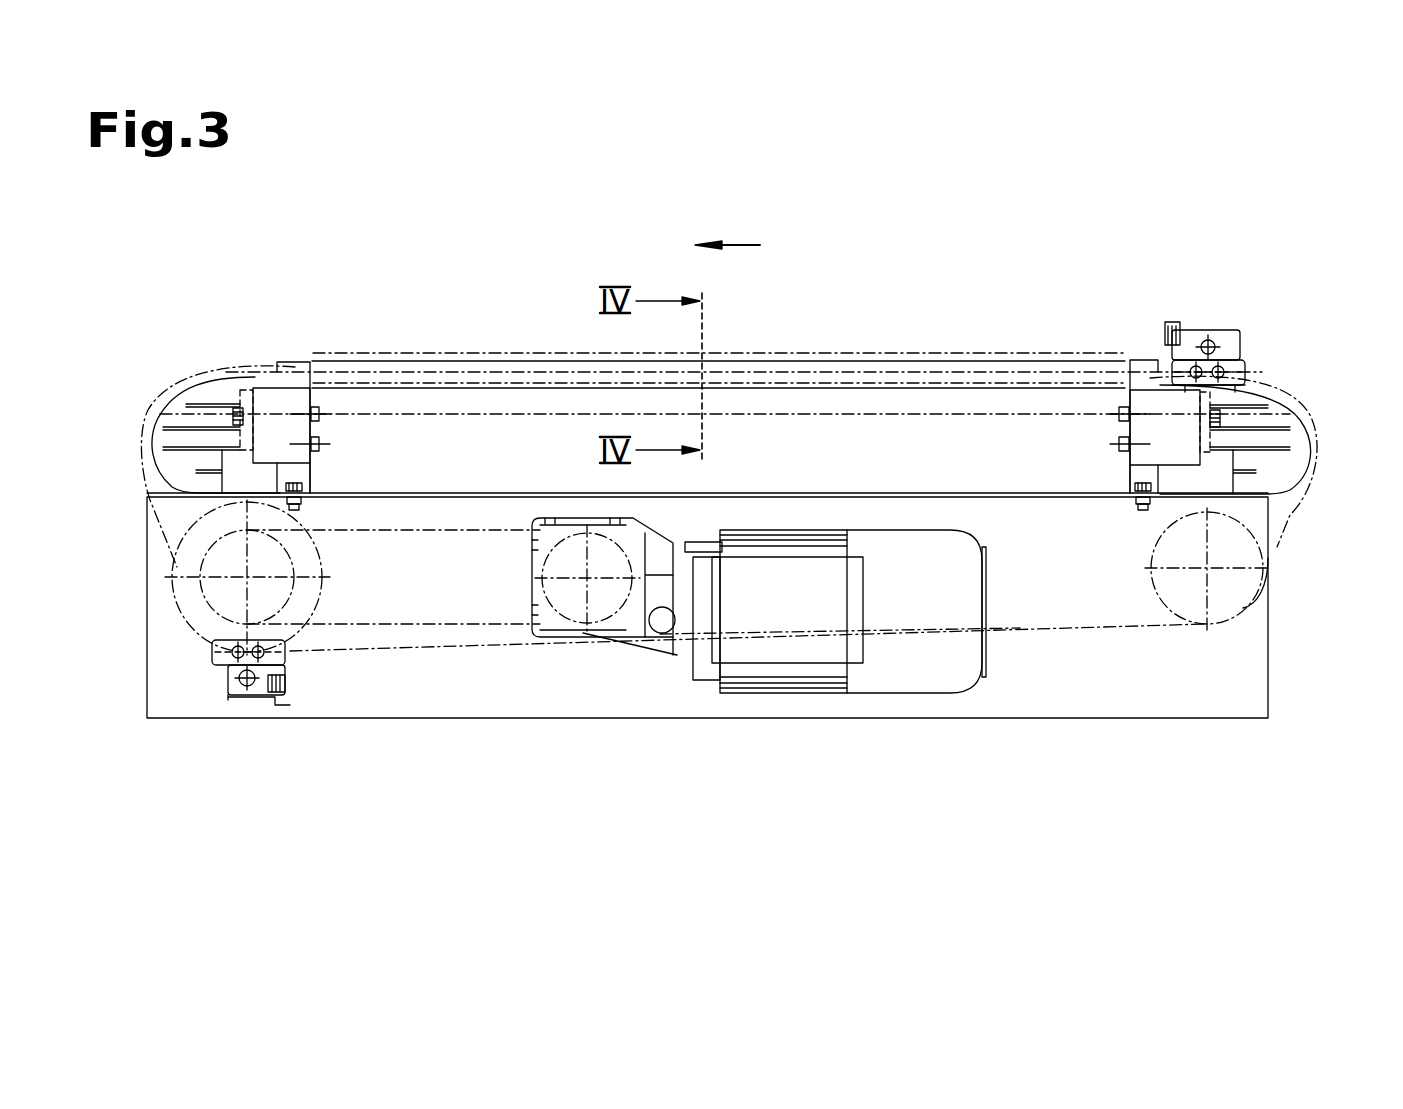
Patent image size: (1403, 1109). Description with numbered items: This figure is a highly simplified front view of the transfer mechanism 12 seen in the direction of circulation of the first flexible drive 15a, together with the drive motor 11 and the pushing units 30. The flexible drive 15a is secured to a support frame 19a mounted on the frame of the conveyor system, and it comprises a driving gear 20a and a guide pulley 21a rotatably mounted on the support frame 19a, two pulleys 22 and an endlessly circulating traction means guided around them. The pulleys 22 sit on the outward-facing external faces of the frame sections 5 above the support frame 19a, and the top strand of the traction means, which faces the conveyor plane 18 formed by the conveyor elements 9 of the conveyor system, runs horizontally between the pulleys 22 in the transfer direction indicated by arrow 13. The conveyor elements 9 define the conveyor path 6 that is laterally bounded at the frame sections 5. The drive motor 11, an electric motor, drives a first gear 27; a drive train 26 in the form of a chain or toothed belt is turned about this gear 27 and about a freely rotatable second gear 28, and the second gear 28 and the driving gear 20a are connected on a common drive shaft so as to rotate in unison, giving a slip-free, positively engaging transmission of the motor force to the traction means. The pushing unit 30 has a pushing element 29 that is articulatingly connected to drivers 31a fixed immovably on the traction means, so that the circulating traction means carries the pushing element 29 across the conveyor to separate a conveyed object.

The frame section 5 is at (312, 473).
The conveyor path 6 is at (862, 300).
The conveyor element 9 is at (500, 357).
The drive motor 11 is at (950, 694).
The transfer mechanism 12 is at (1182, 220).
The arrow indicating transfer direction 13 is at (741, 243).
The first flexible drive 15a is at (1300, 560).
The conveyor plane 18 is at (1003, 352).
The support frame 19a is at (1205, 720).
The driving gear 20a is at (190, 606).
The guide pulley 21a is at (1268, 617).
The pulley 22 is at (175, 393).
The drive train 26 is at (412, 625).
The first gear 27 is at (605, 640).
The second gear 28 is at (165, 576).
The pushing element 29 is at (1165, 330).
The pushing unit 30 is at (1250, 295).
The driver 31a is at (1233, 340).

________________

_STATED GOAL_: Pull out every line above that contains the word "motor", and copy each one in full.

_ANSWER TO THE EXERCISE_:
Patent image size: (1403, 1109). Description with numbered items: This figure is a highly simplified front view of the transfer mechanism 12 seen in the direction of circulation of the first flexible drive 15a, together with the drive motor 11 and the pushing units 30. The flexible drive 15a is secured to a support frame 19a mounted on the frame of the conveyor system, and it comprises a driving gear 20a and a guide pulley 21a rotatably mounted on the support frame 19a, two pulleys 22 and an endlessly circulating traction means guided around them. The pulleys 22 sit on the outward-facing external faces of the frame sections 5 above the support frame 19a, and the top strand of the traction means, which faces the conveyor plane 18 formed by the conveyor elements 9 of the conveyor system, runs horizontally between the pulleys 22 in the transfer direction indicated by arrow 13. The conveyor elements 9 define the conveyor path 6 that is laterally bounded at the frame sections 5. The drive motor 11, an electric motor, drives a first gear 27; a drive train 26 in the form of a chain or toothed belt is turned about this gear 27 and about a freely rotatable second gear 28, and the second gear 28 and the driving gear 20a are connected on a common drive shaft so as to rotate in unison, giving a slip-free, positively engaging transmission of the motor force to the traction means. The pushing unit 30 has a pushing element 29 that is articulatingly connected to drivers 31a fixed immovably on the traction means, so that the circulating traction means carries the pushing element 29 across the conveyor to separate a conveyed object.
The drive motor 11 is at (950, 694).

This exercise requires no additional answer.